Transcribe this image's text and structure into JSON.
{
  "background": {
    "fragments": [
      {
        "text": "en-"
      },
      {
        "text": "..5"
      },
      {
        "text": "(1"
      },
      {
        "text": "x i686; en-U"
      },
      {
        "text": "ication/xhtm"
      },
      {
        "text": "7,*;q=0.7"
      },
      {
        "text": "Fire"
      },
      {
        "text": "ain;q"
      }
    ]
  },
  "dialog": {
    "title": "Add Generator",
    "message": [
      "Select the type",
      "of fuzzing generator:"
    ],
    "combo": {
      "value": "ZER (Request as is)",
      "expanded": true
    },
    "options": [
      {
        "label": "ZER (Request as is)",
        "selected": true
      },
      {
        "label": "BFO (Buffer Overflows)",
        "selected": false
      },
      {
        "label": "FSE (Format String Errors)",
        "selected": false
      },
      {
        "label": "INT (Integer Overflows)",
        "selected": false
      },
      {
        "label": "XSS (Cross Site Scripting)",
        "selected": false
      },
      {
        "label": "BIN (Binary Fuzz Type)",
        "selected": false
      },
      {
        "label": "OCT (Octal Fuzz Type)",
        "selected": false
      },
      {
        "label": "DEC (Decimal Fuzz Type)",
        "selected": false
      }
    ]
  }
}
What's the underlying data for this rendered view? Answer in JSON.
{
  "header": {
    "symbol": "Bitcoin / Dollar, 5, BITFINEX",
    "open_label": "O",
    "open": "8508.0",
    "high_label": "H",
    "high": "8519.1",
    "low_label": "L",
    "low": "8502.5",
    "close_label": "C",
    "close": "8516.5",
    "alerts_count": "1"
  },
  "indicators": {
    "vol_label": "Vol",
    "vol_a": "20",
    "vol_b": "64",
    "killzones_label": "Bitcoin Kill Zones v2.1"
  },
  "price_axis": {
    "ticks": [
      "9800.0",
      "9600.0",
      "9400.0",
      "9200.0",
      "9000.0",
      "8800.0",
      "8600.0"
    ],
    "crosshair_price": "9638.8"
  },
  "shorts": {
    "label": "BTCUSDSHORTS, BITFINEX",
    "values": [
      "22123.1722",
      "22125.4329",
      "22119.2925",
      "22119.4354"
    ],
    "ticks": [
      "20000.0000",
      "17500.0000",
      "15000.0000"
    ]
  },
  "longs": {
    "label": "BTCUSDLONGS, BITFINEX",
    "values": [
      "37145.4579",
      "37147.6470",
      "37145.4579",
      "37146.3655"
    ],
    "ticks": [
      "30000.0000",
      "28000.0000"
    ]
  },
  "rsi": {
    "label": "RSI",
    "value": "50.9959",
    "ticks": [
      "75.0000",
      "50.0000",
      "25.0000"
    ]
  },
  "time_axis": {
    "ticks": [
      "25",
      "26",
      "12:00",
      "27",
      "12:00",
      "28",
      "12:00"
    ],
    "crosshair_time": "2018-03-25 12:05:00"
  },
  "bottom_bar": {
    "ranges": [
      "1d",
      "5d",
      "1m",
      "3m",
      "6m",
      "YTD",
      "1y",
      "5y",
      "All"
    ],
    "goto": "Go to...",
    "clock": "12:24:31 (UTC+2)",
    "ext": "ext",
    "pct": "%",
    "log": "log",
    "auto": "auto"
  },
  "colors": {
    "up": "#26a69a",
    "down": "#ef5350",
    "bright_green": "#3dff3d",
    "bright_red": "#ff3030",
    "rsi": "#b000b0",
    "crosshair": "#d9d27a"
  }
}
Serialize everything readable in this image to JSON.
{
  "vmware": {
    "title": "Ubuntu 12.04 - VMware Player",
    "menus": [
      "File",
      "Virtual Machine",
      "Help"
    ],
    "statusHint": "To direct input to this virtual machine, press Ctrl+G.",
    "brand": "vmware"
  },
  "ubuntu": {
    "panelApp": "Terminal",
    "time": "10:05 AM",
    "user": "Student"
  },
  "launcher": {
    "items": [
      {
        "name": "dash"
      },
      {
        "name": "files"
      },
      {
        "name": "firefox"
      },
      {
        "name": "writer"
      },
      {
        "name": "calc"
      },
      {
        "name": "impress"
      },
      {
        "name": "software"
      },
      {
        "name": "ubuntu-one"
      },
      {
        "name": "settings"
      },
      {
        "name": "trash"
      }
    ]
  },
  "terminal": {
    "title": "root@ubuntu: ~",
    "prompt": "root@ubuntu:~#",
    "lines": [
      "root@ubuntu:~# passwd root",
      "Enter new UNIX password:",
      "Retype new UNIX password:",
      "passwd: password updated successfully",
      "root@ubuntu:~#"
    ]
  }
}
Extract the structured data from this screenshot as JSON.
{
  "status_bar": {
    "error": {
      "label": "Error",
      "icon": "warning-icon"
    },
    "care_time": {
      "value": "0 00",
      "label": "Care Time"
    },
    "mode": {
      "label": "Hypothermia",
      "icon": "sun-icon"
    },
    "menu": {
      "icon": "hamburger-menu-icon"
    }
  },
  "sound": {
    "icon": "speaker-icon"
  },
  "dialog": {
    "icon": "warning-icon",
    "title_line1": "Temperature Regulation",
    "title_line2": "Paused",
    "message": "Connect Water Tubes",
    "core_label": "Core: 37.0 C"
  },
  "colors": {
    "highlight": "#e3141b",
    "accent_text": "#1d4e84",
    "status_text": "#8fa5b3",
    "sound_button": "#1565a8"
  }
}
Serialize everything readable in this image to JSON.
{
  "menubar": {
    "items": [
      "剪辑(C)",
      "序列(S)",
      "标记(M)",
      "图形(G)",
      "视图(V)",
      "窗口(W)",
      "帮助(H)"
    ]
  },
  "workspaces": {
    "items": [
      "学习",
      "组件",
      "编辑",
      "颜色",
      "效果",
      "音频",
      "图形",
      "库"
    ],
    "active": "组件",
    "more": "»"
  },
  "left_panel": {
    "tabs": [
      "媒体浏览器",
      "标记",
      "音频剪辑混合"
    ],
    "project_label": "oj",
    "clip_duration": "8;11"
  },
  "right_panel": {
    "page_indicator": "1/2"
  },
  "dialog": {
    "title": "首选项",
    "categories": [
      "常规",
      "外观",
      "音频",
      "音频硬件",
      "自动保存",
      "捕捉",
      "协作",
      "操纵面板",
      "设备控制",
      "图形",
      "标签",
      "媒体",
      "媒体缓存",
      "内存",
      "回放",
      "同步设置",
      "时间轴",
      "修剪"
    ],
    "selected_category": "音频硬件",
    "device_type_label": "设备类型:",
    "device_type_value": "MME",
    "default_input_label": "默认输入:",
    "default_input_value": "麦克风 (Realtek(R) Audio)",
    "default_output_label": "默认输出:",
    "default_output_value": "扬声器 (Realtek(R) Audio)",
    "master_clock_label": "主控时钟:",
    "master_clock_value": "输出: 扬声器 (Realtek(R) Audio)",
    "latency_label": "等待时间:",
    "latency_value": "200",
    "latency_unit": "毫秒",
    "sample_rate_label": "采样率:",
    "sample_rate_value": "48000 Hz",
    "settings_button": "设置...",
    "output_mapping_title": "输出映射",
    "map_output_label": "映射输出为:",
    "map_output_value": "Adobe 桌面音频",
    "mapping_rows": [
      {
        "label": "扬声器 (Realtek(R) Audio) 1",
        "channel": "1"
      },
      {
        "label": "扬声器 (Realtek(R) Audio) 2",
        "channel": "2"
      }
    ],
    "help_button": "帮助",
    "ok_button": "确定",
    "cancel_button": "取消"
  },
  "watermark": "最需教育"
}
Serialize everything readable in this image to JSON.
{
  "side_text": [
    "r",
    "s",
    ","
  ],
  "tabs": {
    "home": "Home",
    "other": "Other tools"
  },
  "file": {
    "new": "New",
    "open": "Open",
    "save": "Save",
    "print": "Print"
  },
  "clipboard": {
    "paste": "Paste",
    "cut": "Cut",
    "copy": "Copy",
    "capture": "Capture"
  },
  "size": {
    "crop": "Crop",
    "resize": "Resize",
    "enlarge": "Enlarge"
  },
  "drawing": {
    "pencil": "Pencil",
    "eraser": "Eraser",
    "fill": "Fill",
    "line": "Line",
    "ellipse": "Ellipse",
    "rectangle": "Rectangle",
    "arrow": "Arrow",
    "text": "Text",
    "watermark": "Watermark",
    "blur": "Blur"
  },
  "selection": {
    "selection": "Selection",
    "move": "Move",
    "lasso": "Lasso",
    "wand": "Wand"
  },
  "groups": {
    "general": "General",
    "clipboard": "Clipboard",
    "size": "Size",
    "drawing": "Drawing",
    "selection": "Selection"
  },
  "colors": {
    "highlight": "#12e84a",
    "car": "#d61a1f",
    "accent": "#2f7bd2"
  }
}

════════

◆ TASK TO COMPLETE
In the entries above, identify every line with the string "icon".

◆ FINISHED ANSWER
      "icon": "warning-icon"
      "icon": "sun-icon"
      "icon": "hamburger-menu-icon"
    "icon": "speaker-icon"
    "icon": "warning-icon",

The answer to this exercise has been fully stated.